── Stored data
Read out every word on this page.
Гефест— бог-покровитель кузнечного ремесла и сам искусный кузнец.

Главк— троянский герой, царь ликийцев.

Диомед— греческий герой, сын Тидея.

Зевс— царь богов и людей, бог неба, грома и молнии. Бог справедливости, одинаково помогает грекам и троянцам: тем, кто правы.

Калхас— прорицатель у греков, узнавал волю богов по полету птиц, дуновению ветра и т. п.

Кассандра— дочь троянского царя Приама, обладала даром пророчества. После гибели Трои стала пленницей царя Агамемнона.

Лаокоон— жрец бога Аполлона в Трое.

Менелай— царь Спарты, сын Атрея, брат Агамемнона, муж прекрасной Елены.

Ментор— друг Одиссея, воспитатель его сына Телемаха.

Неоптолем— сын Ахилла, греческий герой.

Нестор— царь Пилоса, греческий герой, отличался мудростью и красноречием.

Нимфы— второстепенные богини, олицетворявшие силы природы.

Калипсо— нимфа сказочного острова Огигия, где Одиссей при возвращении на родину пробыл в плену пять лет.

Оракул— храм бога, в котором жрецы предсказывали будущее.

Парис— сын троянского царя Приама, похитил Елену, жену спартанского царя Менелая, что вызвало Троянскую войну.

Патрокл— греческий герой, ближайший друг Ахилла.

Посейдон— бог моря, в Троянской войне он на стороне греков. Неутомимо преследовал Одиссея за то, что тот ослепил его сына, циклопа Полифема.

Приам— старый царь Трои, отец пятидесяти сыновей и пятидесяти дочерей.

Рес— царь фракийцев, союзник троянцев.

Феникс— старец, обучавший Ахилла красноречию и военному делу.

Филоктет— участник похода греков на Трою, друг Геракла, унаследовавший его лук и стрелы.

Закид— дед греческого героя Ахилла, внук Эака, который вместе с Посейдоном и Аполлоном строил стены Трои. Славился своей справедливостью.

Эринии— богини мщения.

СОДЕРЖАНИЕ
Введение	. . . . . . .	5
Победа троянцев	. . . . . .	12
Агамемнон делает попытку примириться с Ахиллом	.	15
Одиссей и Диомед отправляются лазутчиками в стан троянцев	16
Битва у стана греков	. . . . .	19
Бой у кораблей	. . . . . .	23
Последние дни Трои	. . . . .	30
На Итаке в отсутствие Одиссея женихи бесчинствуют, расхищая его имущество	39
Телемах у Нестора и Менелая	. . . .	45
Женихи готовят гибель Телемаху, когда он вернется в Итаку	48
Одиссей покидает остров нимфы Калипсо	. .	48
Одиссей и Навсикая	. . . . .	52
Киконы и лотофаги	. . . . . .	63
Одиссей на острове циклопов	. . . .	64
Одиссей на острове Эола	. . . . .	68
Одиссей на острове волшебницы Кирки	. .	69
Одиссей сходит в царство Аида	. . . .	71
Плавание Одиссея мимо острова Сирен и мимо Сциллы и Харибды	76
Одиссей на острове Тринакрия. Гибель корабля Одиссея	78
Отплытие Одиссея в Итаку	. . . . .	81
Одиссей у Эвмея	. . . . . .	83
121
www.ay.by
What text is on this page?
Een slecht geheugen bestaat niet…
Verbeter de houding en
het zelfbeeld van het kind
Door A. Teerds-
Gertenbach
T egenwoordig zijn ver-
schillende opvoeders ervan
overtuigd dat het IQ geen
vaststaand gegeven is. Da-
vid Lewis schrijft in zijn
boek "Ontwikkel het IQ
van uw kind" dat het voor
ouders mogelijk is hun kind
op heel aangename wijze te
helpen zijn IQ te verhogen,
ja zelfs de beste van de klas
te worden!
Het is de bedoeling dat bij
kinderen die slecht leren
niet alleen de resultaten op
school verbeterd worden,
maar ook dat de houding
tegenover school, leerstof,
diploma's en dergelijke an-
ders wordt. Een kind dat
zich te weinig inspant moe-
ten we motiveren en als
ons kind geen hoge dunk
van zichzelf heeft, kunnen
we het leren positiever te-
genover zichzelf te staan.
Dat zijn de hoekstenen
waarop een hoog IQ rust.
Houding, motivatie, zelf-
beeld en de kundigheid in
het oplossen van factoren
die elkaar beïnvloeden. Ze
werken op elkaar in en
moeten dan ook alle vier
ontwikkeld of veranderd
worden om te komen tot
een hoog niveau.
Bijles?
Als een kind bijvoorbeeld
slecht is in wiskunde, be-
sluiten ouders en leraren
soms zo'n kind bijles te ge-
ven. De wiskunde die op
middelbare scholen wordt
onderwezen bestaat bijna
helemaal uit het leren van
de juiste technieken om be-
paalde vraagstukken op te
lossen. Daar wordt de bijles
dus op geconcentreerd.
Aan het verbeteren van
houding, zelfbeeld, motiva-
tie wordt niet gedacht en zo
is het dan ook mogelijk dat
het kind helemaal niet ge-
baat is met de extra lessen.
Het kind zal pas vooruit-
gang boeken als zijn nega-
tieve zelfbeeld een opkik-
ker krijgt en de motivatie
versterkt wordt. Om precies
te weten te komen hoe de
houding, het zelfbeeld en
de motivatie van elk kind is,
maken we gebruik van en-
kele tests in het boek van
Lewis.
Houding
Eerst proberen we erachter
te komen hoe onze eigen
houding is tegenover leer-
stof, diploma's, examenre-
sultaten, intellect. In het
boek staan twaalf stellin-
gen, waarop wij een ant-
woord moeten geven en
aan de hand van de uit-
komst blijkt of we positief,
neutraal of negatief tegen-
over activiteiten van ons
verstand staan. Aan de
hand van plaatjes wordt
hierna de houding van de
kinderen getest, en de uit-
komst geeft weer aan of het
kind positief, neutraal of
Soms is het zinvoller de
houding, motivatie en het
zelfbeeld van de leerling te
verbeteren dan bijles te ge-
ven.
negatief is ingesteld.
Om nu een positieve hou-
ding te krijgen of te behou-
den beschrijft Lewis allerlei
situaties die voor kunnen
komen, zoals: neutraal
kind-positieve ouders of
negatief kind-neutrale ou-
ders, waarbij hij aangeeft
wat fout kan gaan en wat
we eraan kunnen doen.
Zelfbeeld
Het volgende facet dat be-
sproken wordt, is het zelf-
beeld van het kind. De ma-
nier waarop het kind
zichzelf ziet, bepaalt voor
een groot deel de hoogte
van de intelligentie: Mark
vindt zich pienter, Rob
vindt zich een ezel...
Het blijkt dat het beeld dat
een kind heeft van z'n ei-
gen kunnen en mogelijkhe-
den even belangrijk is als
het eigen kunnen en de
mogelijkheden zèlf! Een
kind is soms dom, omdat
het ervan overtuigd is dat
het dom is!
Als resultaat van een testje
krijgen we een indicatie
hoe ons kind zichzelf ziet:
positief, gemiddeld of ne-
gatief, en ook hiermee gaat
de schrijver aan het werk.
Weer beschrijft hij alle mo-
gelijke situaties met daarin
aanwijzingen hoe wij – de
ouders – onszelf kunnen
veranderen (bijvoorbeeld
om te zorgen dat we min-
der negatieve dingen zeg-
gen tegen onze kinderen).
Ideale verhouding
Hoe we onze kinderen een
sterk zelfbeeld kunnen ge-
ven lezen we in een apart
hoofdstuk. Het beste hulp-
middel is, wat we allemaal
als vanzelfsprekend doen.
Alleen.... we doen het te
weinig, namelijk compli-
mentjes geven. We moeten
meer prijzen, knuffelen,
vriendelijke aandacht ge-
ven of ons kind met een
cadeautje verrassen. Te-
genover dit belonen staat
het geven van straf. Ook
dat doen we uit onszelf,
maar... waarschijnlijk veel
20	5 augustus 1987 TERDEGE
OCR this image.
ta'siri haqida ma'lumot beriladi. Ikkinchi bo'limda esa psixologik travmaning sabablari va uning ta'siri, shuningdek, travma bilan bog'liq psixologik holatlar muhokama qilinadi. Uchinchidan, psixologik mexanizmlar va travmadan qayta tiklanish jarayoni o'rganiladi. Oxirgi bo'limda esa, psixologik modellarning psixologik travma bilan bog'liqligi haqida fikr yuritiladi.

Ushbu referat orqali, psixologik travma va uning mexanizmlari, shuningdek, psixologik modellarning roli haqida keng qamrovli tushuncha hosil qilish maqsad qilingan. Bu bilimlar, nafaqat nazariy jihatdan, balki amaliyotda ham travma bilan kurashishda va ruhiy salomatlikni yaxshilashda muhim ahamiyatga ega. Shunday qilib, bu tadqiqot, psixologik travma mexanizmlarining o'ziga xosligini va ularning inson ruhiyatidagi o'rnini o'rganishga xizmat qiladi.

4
────
Problem description
Gather each line of the listing that holds the string "троянского".

Exercise output
Кассандра— дочь троянского царя Приама, обладала даром пророчества. После гибели Трои стала пленницей царя Агамемнона.
Парис— сын троянского царя Приама, похитил Елену, жену спартанского царя Менелая, что вызвало Троянскую войну.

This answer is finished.